** start **

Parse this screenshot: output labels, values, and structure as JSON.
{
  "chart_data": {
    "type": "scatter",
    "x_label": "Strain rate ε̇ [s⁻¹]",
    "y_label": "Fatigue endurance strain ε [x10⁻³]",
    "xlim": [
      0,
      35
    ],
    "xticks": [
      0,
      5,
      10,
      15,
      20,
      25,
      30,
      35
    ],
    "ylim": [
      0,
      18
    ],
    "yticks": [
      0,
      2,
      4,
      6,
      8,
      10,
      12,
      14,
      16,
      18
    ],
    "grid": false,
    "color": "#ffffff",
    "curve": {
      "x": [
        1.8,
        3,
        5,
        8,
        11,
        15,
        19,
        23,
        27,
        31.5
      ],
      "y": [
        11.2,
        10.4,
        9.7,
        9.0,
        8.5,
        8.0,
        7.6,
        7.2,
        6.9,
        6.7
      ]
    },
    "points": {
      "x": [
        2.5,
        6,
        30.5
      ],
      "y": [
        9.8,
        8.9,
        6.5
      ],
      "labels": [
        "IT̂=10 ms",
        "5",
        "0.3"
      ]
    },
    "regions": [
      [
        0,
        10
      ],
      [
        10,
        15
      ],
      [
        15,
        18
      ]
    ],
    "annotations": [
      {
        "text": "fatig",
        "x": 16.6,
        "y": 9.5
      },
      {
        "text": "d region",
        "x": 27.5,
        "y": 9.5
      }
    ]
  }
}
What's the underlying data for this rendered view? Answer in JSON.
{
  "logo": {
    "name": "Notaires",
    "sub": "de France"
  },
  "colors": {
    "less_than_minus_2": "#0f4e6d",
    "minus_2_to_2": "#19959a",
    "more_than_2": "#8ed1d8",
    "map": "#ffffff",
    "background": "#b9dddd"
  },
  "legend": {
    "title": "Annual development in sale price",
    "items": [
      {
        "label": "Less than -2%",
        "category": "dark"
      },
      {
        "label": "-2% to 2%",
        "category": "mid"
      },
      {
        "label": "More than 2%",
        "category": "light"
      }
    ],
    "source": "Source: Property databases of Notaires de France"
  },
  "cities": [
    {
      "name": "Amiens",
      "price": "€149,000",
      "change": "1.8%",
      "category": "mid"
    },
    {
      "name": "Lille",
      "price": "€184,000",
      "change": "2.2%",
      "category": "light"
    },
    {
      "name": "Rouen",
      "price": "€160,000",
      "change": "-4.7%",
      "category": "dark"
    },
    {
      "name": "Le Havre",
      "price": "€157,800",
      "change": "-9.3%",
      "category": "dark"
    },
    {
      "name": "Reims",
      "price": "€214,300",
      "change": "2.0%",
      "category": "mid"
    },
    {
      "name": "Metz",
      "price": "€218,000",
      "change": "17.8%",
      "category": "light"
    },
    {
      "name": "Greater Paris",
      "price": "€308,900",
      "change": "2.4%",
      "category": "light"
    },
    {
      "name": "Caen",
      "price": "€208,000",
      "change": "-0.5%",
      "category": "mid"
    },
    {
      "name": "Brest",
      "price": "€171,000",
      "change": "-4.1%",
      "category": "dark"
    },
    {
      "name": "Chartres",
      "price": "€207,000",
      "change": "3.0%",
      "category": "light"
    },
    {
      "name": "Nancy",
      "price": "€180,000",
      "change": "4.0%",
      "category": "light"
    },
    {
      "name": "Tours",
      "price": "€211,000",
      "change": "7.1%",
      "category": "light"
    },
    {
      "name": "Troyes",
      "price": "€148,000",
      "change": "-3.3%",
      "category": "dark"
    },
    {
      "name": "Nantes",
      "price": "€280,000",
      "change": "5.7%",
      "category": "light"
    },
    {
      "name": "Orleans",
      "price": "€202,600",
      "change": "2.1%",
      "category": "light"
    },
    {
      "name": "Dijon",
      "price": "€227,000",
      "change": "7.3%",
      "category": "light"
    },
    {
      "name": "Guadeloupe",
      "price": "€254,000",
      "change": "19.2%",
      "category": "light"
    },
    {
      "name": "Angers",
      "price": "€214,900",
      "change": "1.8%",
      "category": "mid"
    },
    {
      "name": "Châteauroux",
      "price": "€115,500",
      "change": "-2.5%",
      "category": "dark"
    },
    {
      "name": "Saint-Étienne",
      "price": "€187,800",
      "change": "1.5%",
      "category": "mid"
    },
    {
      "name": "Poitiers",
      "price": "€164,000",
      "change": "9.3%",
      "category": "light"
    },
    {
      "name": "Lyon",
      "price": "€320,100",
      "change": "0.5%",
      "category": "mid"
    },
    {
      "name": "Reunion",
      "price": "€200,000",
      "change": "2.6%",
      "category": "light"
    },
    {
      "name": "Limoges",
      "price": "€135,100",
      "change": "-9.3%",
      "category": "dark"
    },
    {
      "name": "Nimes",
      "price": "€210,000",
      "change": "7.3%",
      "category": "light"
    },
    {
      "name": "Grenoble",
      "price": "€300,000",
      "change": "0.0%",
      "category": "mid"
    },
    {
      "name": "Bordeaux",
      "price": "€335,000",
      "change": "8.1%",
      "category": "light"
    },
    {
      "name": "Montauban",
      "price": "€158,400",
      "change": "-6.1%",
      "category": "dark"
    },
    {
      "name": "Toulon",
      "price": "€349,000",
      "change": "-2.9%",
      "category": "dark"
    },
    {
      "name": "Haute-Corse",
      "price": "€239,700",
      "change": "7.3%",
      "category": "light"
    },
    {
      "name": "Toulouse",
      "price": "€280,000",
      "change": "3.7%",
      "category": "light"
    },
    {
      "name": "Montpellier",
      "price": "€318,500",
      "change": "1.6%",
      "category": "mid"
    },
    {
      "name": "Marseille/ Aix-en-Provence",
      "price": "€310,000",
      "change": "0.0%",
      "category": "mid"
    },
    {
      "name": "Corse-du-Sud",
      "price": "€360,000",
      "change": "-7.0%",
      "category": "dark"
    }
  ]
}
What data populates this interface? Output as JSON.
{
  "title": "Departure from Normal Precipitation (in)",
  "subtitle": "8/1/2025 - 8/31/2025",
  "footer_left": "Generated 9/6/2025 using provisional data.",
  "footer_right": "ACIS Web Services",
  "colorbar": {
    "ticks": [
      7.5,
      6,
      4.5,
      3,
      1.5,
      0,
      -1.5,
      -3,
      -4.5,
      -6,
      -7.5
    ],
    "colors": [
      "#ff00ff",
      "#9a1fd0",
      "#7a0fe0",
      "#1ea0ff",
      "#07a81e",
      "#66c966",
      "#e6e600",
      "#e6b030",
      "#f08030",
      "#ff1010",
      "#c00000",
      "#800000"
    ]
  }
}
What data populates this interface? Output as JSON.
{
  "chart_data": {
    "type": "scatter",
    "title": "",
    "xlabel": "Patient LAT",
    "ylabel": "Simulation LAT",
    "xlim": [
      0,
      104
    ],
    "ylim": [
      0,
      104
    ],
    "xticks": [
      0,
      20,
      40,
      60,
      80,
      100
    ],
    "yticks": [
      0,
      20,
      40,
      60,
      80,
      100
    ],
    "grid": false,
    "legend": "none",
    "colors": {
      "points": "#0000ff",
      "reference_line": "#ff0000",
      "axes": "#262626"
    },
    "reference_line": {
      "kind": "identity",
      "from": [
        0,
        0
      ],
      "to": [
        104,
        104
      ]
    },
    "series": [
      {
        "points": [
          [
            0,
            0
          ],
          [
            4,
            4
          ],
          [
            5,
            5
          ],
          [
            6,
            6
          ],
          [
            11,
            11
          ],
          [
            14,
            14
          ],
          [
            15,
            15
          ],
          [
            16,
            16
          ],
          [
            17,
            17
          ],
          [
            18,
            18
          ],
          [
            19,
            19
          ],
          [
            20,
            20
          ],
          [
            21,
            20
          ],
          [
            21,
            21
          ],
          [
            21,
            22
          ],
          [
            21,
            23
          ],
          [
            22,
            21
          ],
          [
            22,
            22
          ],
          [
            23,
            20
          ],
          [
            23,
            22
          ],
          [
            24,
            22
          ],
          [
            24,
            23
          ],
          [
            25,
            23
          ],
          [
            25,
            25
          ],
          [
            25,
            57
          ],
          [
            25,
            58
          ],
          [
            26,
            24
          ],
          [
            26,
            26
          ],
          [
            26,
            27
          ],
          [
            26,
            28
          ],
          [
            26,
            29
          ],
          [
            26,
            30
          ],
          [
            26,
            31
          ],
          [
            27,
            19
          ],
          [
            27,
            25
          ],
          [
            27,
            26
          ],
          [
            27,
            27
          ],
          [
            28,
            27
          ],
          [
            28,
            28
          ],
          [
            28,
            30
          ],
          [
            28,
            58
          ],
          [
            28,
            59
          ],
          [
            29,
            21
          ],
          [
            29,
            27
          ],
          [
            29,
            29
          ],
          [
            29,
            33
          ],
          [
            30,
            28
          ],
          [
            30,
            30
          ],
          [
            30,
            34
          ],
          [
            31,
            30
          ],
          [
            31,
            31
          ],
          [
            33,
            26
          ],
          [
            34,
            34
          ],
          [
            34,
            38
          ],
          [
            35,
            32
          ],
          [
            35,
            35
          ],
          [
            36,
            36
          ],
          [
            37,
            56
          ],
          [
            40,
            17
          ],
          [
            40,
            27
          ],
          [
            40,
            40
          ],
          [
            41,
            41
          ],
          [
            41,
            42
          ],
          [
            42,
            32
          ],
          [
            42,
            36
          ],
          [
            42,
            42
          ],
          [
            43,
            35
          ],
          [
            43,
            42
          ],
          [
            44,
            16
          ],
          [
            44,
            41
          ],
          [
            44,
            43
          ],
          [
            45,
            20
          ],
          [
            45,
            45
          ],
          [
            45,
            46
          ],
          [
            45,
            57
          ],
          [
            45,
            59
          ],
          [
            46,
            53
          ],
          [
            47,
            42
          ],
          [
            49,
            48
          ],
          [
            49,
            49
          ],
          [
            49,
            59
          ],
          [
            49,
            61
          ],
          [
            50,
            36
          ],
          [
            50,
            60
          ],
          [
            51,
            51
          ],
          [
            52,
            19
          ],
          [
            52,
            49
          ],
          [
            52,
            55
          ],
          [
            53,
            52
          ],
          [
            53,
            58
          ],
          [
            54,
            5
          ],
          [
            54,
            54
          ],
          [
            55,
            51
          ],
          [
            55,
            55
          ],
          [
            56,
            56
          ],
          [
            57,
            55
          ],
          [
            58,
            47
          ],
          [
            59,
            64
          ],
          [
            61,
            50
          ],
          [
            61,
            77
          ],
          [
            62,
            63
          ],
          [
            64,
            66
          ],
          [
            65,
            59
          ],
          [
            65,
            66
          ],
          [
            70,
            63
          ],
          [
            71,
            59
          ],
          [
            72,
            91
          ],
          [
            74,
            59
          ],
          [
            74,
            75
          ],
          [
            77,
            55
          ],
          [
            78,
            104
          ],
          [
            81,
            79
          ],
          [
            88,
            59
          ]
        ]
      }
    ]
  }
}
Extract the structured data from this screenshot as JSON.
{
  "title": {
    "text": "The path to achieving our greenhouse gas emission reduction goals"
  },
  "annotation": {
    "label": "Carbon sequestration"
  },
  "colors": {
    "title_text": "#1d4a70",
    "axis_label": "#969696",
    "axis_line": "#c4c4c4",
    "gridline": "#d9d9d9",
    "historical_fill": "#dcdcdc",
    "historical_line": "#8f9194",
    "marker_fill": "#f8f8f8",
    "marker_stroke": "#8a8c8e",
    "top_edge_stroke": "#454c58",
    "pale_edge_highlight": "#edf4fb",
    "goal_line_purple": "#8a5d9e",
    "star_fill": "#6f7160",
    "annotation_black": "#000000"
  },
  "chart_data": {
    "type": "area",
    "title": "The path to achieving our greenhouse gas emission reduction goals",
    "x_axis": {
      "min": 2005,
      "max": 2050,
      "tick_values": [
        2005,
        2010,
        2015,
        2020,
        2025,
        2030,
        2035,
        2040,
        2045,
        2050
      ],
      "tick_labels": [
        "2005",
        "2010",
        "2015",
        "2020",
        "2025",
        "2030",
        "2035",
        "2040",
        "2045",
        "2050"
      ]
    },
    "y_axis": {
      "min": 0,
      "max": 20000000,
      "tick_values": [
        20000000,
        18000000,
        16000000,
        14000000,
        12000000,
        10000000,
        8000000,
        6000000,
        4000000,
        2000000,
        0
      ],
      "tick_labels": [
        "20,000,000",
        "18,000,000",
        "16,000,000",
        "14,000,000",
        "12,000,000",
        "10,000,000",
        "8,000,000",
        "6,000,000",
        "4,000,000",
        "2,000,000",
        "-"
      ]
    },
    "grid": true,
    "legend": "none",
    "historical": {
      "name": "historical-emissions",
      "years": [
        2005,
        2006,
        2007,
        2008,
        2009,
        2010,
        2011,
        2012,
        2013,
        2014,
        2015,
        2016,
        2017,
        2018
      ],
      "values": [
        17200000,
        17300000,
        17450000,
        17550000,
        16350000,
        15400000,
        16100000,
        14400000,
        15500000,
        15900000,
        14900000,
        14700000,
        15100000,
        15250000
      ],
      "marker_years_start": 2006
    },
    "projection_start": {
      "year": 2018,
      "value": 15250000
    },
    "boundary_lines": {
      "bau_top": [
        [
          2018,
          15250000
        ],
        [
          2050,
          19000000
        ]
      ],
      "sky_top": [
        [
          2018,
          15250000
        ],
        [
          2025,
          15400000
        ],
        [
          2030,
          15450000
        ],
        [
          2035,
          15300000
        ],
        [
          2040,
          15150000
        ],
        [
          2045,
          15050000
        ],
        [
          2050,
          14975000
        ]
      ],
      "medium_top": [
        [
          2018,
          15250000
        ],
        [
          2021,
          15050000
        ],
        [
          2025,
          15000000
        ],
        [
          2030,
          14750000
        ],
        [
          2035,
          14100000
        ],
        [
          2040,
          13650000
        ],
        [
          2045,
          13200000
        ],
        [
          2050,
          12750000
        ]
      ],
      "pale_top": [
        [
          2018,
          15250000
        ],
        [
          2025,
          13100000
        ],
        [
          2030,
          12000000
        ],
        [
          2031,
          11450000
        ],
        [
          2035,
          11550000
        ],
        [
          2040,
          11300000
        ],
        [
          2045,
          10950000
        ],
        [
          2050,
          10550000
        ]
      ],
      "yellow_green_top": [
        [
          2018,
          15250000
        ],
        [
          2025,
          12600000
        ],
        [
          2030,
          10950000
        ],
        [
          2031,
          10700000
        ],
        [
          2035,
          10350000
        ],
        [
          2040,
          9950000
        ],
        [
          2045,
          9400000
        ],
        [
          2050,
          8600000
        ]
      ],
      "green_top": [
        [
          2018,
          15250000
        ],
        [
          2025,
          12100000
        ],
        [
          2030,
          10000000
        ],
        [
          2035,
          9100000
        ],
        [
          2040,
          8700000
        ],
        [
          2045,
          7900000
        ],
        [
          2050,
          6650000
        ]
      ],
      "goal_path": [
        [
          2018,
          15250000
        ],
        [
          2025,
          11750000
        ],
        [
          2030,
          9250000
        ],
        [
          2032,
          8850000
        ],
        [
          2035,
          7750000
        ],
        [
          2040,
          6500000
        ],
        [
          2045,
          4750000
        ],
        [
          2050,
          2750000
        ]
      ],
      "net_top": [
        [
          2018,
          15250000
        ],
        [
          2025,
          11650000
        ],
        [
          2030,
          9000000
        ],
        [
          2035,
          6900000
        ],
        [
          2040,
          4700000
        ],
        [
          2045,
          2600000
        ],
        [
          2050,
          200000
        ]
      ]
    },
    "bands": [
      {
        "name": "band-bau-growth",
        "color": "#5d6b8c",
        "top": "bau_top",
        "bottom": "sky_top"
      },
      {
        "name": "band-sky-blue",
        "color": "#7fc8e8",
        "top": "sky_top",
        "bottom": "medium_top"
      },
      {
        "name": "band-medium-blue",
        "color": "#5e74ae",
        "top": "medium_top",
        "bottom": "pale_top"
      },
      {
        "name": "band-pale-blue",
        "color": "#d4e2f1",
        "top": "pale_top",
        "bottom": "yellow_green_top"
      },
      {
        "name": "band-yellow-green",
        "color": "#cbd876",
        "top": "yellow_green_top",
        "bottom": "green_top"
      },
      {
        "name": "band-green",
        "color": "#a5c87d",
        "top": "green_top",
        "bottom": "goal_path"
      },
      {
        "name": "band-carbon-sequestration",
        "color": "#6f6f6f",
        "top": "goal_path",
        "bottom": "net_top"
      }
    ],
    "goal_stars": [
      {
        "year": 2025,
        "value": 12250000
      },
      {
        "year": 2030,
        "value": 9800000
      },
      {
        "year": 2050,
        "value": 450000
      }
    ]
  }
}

** end **

# [EXERCISE TASK]
From the data above, copy each line where the string "this" appears.

# [COMPLETE RESPONSE]
Parse this screenshot: output labels, values, and structure as JSON.
What's the underlying data for this rendered view? Answer in JSON.
What data populates this interface? Output as JSON.
What data populates this interface? Output as JSON.
Extract the structured data from this screenshot as JSON.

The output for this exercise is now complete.